What the task asks →
Transcribe the entries that follow exactly as they appear, minus pictures.
***** Raw records
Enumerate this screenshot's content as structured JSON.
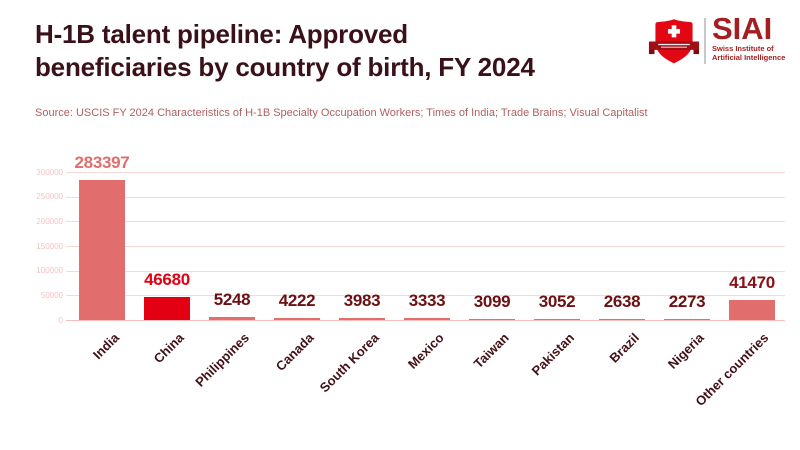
{
  "header": {
    "title_line1": "H-1B talent pipeline: Approved",
    "title_line2": "beneficiaries by country of birth, FY 2024",
    "source": "Source: USCIS FY 2024 Characteristics of H-1B Specialty Occupation Workers; Times of India; Trade Brains; Visual Capitalist"
  },
  "logo": {
    "acronym": "SIAI",
    "tagline_line1": "Swiss Institute of",
    "tagline_line2": "Artificial Intelligence",
    "shield_icon": "swiss-shield-icon"
  },
  "colors": {
    "title": "#3a1119",
    "source": "#b25e5e",
    "bar_default": "#e26d6d",
    "bar_highlight": "#e30012",
    "value_label_default": "#6d1013",
    "axis_label": "#431016",
    "tick_label": "#f6c3c3",
    "gridline": "#f8d7d7",
    "baseline": "#f3bdbd",
    "logo_red": "#a41e22",
    "shield_red": "#e30613",
    "ribbon_red": "#9e1016",
    "ribbon_fold": "#7c0c12"
  },
  "chart_data": {
    "type": "bar",
    "title": "H-1B talent pipeline: Approved beneficiaries by country of birth, FY 2024",
    "xlabel": "",
    "ylabel": "",
    "categories": [
      "India",
      "China",
      "Philippines",
      "Canada",
      "South Korea",
      "Mexico",
      "Taiwan",
      "Pakistan",
      "Brazil",
      "Nigeria",
      "Other countries"
    ],
    "values": [
      283397,
      46680,
      5248,
      4222,
      3983,
      3333,
      3099,
      3052,
      2638,
      2273,
      41470
    ],
    "bar_colors": [
      "#e26d6d",
      "#e30012",
      "#e26d6d",
      "#e26d6d",
      "#e26d6d",
      "#e26d6d",
      "#e26d6d",
      "#e26d6d",
      "#e26d6d",
      "#e26d6d",
      "#e26d6d"
    ],
    "value_label_colors": [
      "#e26d6d",
      "#e30012",
      "#6d1013",
      "#6d1013",
      "#6d1013",
      "#6d1013",
      "#6d1013",
      "#6d1013",
      "#6d1013",
      "#6d1013",
      "#8a1015"
    ],
    "ylim": [
      0,
      300000
    ],
    "yticks": [
      0,
      50000,
      100000,
      150000,
      200000,
      250000,
      300000
    ],
    "grid": true,
    "legend": "none"
  }
}
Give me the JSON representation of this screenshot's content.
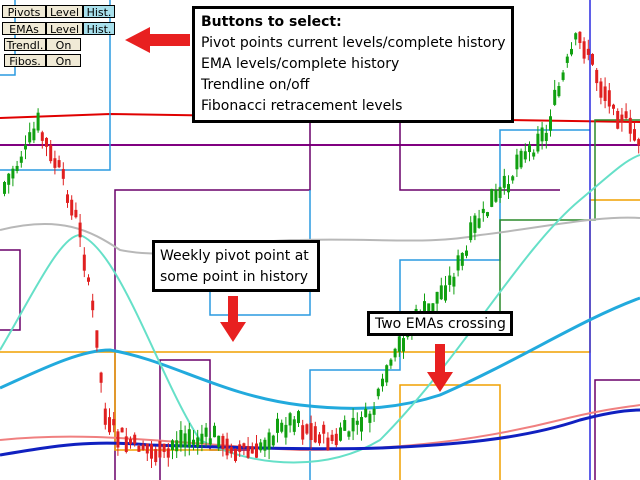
{
  "buttons": [
    {
      "label": "Pivots",
      "options": [
        "Level",
        "Hist."
      ]
    },
    {
      "label": "EMAs",
      "options": [
        "Level",
        "Hist."
      ]
    },
    {
      "label": "Trendl.",
      "options": [
        "On"
      ]
    },
    {
      "label": "Fibos.",
      "options": [
        "On"
      ]
    }
  ],
  "legend_box": {
    "title": "Buttons to select:",
    "lines": [
      "Pivot points current levels/complete history",
      "EMA levels/complete history",
      "Trendline on/off",
      "Fibonacci retracement levels"
    ]
  },
  "callouts": [
    {
      "lines": [
        "Weekly pivot point at",
        "some point in history"
      ]
    },
    {
      "lines": [
        "Two EMAs crossing"
      ]
    }
  ]
}
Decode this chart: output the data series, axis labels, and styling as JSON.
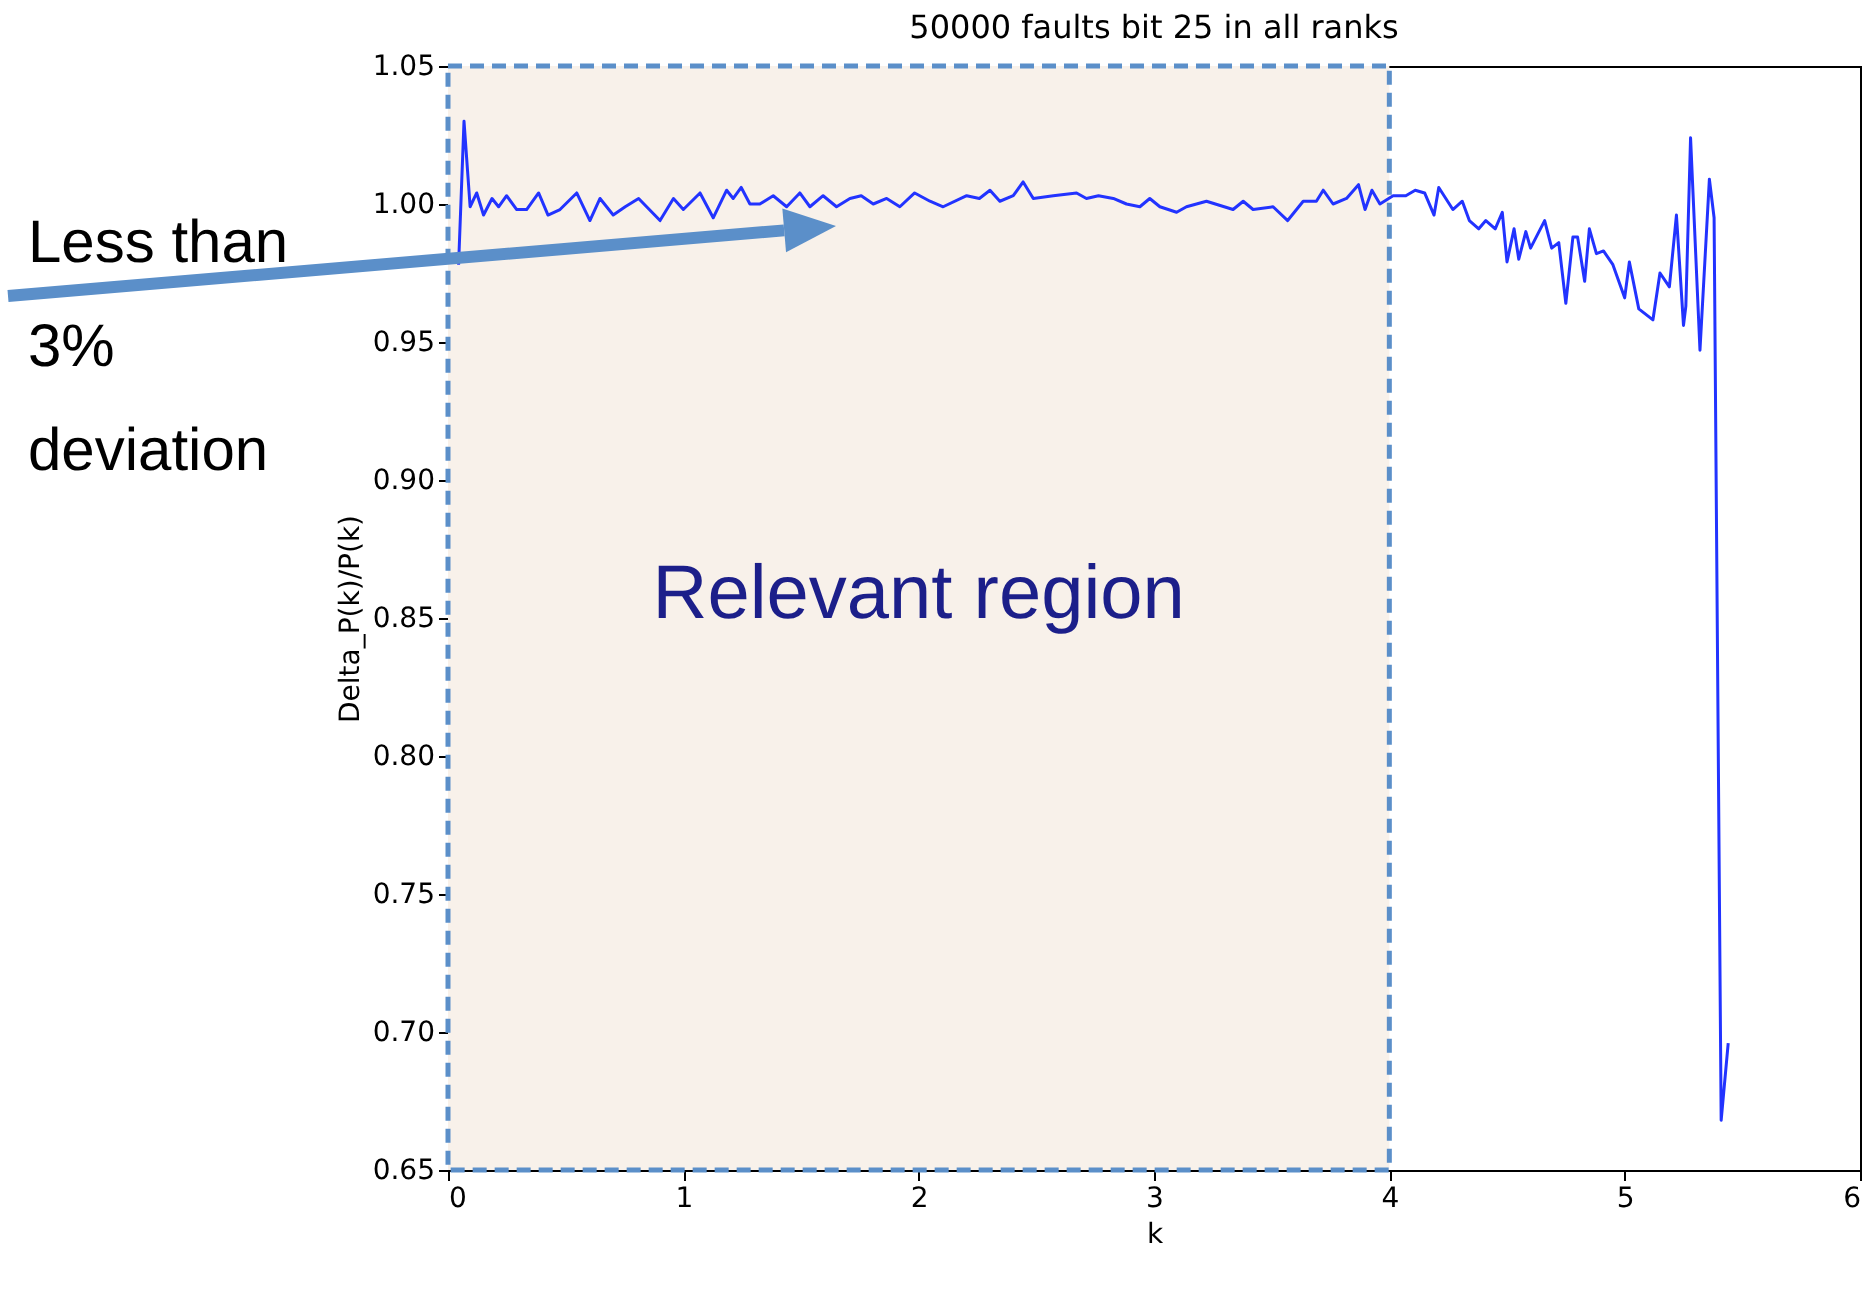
{
  "chart_data": {
    "type": "line",
    "title": "50000 faults bit 25 in all ranks",
    "xlabel": "k",
    "ylabel": "Delta_P(k)/P(k)",
    "xlim": [
      0,
      6
    ],
    "xticks": [
      0,
      1,
      2,
      3,
      4,
      5,
      6
    ],
    "ylim": [
      0.65,
      1.05
    ],
    "yticks": [
      0.65,
      {
        "value": 0.7,
        "label": "0.70"
      },
      0.75,
      {
        "value": 0.8,
        "label": "0.80"
      },
      0.85,
      {
        "value": 0.9,
        "label": "0.90"
      },
      0.95,
      {
        "value": 1.0,
        "label": "1.00"
      },
      1.05
    ],
    "grid": false,
    "bands": [
      {
        "axis": "x",
        "from": 0,
        "to": 4,
        "label": "Relevant region",
        "color": "#f8f1ea"
      }
    ],
    "annotations": [
      "Less than 3% deviation"
    ],
    "series": [
      {
        "color": "#2233ff",
        "x": [
          0.045,
          0.068,
          0.094,
          0.122,
          0.151,
          0.187,
          0.215,
          0.249,
          0.292,
          0.334,
          0.385,
          0.425,
          0.476,
          0.547,
          0.603,
          0.646,
          0.702,
          0.753,
          0.81,
          0.844,
          0.901,
          0.958,
          1.0,
          1.071,
          1.127,
          1.184,
          1.212,
          1.246,
          1.283,
          1.325,
          1.382,
          1.439,
          1.495,
          1.538,
          1.594,
          1.651,
          1.708,
          1.756,
          1.807,
          1.864,
          1.92,
          1.983,
          2.048,
          2.104,
          2.204,
          2.258,
          2.303,
          2.345,
          2.402,
          2.444,
          2.487,
          2.572,
          2.671,
          2.713,
          2.764,
          2.827,
          2.883,
          2.94,
          2.982,
          3.025,
          3.096,
          3.138,
          3.223,
          3.336,
          3.379,
          3.421,
          3.506,
          3.568,
          3.634,
          3.69,
          3.719,
          3.761,
          3.818,
          3.869,
          3.897,
          3.926,
          3.96,
          4.016,
          4.07,
          4.11,
          4.15,
          4.19,
          4.21,
          4.27,
          4.31,
          4.34,
          4.38,
          4.41,
          4.45,
          4.48,
          4.5,
          4.53,
          4.55,
          4.58,
          4.6,
          4.63,
          4.66,
          4.69,
          4.72,
          4.75,
          4.78,
          4.8,
          4.83,
          4.85,
          4.88,
          4.91,
          4.95,
          5.0,
          5.02,
          5.06,
          5.12,
          5.15,
          5.19,
          5.22,
          5.25,
          5.26,
          5.28,
          5.32,
          5.36,
          5.38,
          5.41,
          5.44
        ],
        "values": [
          0.978,
          1.03,
          0.999,
          1.004,
          0.996,
          1.002,
          0.999,
          1.003,
          0.998,
          0.998,
          1.004,
          0.996,
          0.998,
          1.004,
          0.994,
          1.002,
          0.996,
          0.999,
          1.002,
          0.999,
          0.994,
          1.002,
          0.998,
          1.004,
          0.995,
          1.005,
          1.002,
          1.006,
          1.0,
          1.0,
          1.003,
          0.999,
          1.004,
          0.999,
          1.003,
          0.999,
          1.002,
          1.003,
          1.0,
          1.002,
          0.999,
          1.004,
          1.001,
          0.999,
          1.003,
          1.002,
          1.005,
          1.001,
          1.003,
          1.008,
          1.002,
          1.003,
          1.004,
          1.002,
          1.003,
          1.002,
          1.0,
          0.999,
          1.002,
          0.999,
          0.997,
          0.999,
          1.001,
          0.998,
          1.001,
          0.998,
          0.999,
          0.994,
          1.001,
          1.001,
          1.005,
          1.0,
          1.002,
          1.007,
          0.998,
          1.005,
          1.0,
          1.003,
          1.003,
          1.005,
          1.004,
          0.996,
          1.006,
          0.998,
          1.001,
          0.994,
          0.991,
          0.994,
          0.991,
          0.997,
          0.979,
          0.991,
          0.98,
          0.99,
          0.984,
          0.989,
          0.994,
          0.984,
          0.986,
          0.964,
          0.988,
          0.988,
          0.972,
          0.991,
          0.982,
          0.983,
          0.978,
          0.966,
          0.979,
          0.962,
          0.958,
          0.975,
          0.97,
          0.996,
          0.956,
          0.963,
          1.024,
          0.947,
          1.009,
          0.995,
          0.668,
          0.696
        ]
      }
    ]
  }
}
**********
Full response →
Enumerate this screenshot's content as structured JSON.
{
  "header": {
    "title_line1": "H-1B talent pipeline: Approved",
    "title_line2": "beneficiaries by country of birth, FY 2024",
    "source": "Source: USCIS FY 2024 Characteristics of H-1B Specialty Occupation Workers; Times of India; Trade Brains; Visual Capitalist"
  },
  "logo": {
    "acronym": "SIAI",
    "tagline_line1": "Swiss Institute of",
    "tagline_line2": "Artificial Intelligence",
    "shield_icon": "swiss-shield-icon"
  },
  "colors": {
    "title": "#3a1119",
    "source": "#b25e5e",
    "bar_default": "#e26d6d",
    "bar_highlight": "#e30012",
    "value_label_default": "#6d1013",
    "axis_label": "#431016",
    "tick_label": "#f6c3c3",
    "gridline": "#f8d7d7",
    "baseline": "#f3bdbd",
    "logo_red": "#a41e22",
    "shield_red": "#e30613",
    "ribbon_red": "#9e1016",
    "ribbon_fold": "#7c0c12"
  },
  "chart_data": {
    "type": "bar",
    "title": "H-1B talent pipeline: Approved beneficiaries by country of birth, FY 2024",
    "xlabel": "",
    "ylabel": "",
    "categories": [
      "India",
      "China",
      "Philippines",
      "Canada",
      "South Korea",
      "Mexico",
      "Taiwan",
      "Pakistan",
      "Brazil",
      "Nigeria",
      "Other countries"
    ],
    "values": [
      283397,
      46680,
      5248,
      4222,
      3983,
      3333,
      3099,
      3052,
      2638,
      2273,
      41470
    ],
    "bar_colors": [
      "#e26d6d",
      "#e30012",
      "#e26d6d",
      "#e26d6d",
      "#e26d6d",
      "#e26d6d",
      "#e26d6d",
      "#e26d6d",
      "#e26d6d",
      "#e26d6d",
      "#e26d6d"
    ],
    "value_label_colors": [
      "#e26d6d",
      "#e30012",
      "#6d1013",
      "#6d1013",
      "#6d1013",
      "#6d1013",
      "#6d1013",
      "#6d1013",
      "#6d1013",
      "#6d1013",
      "#8a1015"
    ],
    "ylim": [
      0,
      300000
    ],
    "yticks": [
      0,
      50000,
      100000,
      150000,
      200000,
      250000,
      300000
    ],
    "grid": true,
    "legend": "none"
  }
}
Give me the JSON representation of this screenshot's content.
{
  "buttons": [
    {
      "label": "Pivots",
      "options": [
        "Level",
        "Hist."
      ]
    },
    {
      "label": "EMAs",
      "options": [
        "Level",
        "Hist."
      ]
    },
    {
      "label": "Trendl.",
      "options": [
        "On"
      ]
    },
    {
      "label": "Fibos.",
      "options": [
        "On"
      ]
    }
  ],
  "legend_box": {
    "title": "Buttons to select:",
    "lines": [
      "Pivot points current levels/complete history",
      "EMA levels/complete history",
      "Trendline on/off",
      "Fibonacci retracement levels"
    ]
  },
  "callouts": [
    {
      "lines": [
        "Weekly pivot point at",
        "some point in history"
      ]
    },
    {
      "lines": [
        "Two EMAs crossing"
      ]
    }
  ]
}
Decode this chart: output the data series, axis labels, and styling as JSON.
{
  "chart_data": {
    "type": "line",
    "title": "50000 faults bit 25 in all ranks",
    "xlabel": "k",
    "ylabel": "Delta_P(k)/P(k)",
    "xlim": [
      0,
      6
    ],
    "xticks": [
      0,
      1,
      2,
      3,
      4,
      5,
      6
    ],
    "ylim": [
      0.65,
      1.05
    ],
    "yticks": [
      0.65,
      {
        "value": 0.7,
        "label": "0.70"
      },
      0.75,
      {
        "value": 0.8,
        "label": "0.80"
      },
      0.85,
      {
        "value": 0.9,
        "label": "0.90"
      },
      0.95,
      {
        "value": 1.0,
        "label": "1.00"
      },
      1.05
    ],
    "grid": false,
    "bands": [
      {
        "axis": "x",
        "from": 0,
        "to": 4,
        "label": "Relevant region",
        "color": "#f8f1ea"
      }
    ],
    "annotations": [
      "Less than 3% deviation"
    ],
    "series": [
      {
        "color": "#2233ff",
        "x": [
          0.045,
          0.068,
          0.094,
          0.122,
          0.151,
          0.187,
          0.215,
          0.249,
          0.292,
          0.334,
          0.385,
          0.425,
          0.476,
          0.547,
          0.603,
          0.646,
          0.702,
          0.753,
          0.81,
          0.844,
          0.901,
          0.958,
          1.0,
          1.071,
          1.127,
          1.184,
          1.212,
          1.246,
          1.283,
          1.325,
          1.382,
          1.439,
          1.495,
          1.538,
          1.594,
          1.651,
          1.708,
          1.756,
          1.807,
          1.864,
          1.92,
          1.983,
          2.048,
          2.104,
          2.204,
          2.258,
          2.303,
          2.345,
          2.402,
          2.444,
          2.487,
          2.572,
          2.671,
          2.713,
          2.764,
          2.827,
          2.883,
          2.94,
          2.982,
          3.025,
          3.096,
          3.138,
          3.223,
          3.336,
          3.379,
          3.421,
          3.506,
          3.568,
          3.634,
          3.69,
          3.719,
          3.761,
          3.818,
          3.869,
          3.897,
          3.926,
          3.96,
          4.016,
          4.07,
          4.11,
          4.15,
          4.19,
          4.21,
          4.27,
          4.31,
          4.34,
          4.38,
          4.41,
          4.45,
          4.48,
          4.5,
          4.53,
          4.55,
          4.58,
          4.6,
          4.63,
          4.66,
          4.69,
          4.72,
          4.75,
          4.78,
          4.8,
          4.83,
          4.85,
          4.88,
          4.91,
          4.95,
          5.0,
          5.02,
          5.06,
          5.12,
          5.15,
          5.19,
          5.22,
          5.25,
          5.26,
          5.28,
          5.32,
          5.36,
          5.38,
          5.41,
          5.44
        ],
        "values": [
          0.978,
          1.03,
          0.999,
          1.004,
          0.996,
          1.002,
          0.999,
          1.003,
          0.998,
          0.998,
          1.004,
          0.996,
          0.998,
          1.004,
          0.994,
          1.002,
          0.996,
          0.999,
          1.002,
          0.999,
          0.994,
          1.002,
          0.998,
          1.004,
          0.995,
          1.005,
          1.002,
          1.006,
          1.0,
          1.0,
          1.003,
          0.999,
          1.004,
          0.999,
          1.003,
          0.999,
          1.002,
          1.003,
          1.0,
          1.002,
          0.999,
          1.004,
          1.001,
          0.999,
          1.003,
          1.002,
          1.005,
          1.001,
          1.003,
          1.008,
          1.002,
          1.003,
          1.004,
          1.002,
          1.003,
          1.002,
          1.0,
          0.999,
          1.002,
          0.999,
          0.997,
          0.999,
          1.001,
          0.998,
          1.001,
          0.998,
          0.999,
          0.994,
          1.001,
          1.001,
          1.005,
          1.0,
          1.002,
          1.007,
          0.998,
          1.005,
          1.0,
          1.003,
          1.003,
          1.005,
          1.004,
          0.996,
          1.006,
          0.998,
          1.001,
          0.994,
          0.991,
          0.994,
          0.991,
          0.997,
          0.979,
          0.991,
          0.98,
          0.99,
          0.984,
          0.989,
          0.994,
          0.984,
          0.986,
          0.964,
          0.988,
          0.988,
          0.972,
          0.991,
          0.982,
          0.983,
          0.978,
          0.966,
          0.979,
          0.962,
          0.958,
          0.975,
          0.97,
          0.996,
          0.956,
          0.963,
          1.024,
          0.947,
          1.009,
          0.995,
          0.668,
          0.696
        ]
      }
    ]
  }
}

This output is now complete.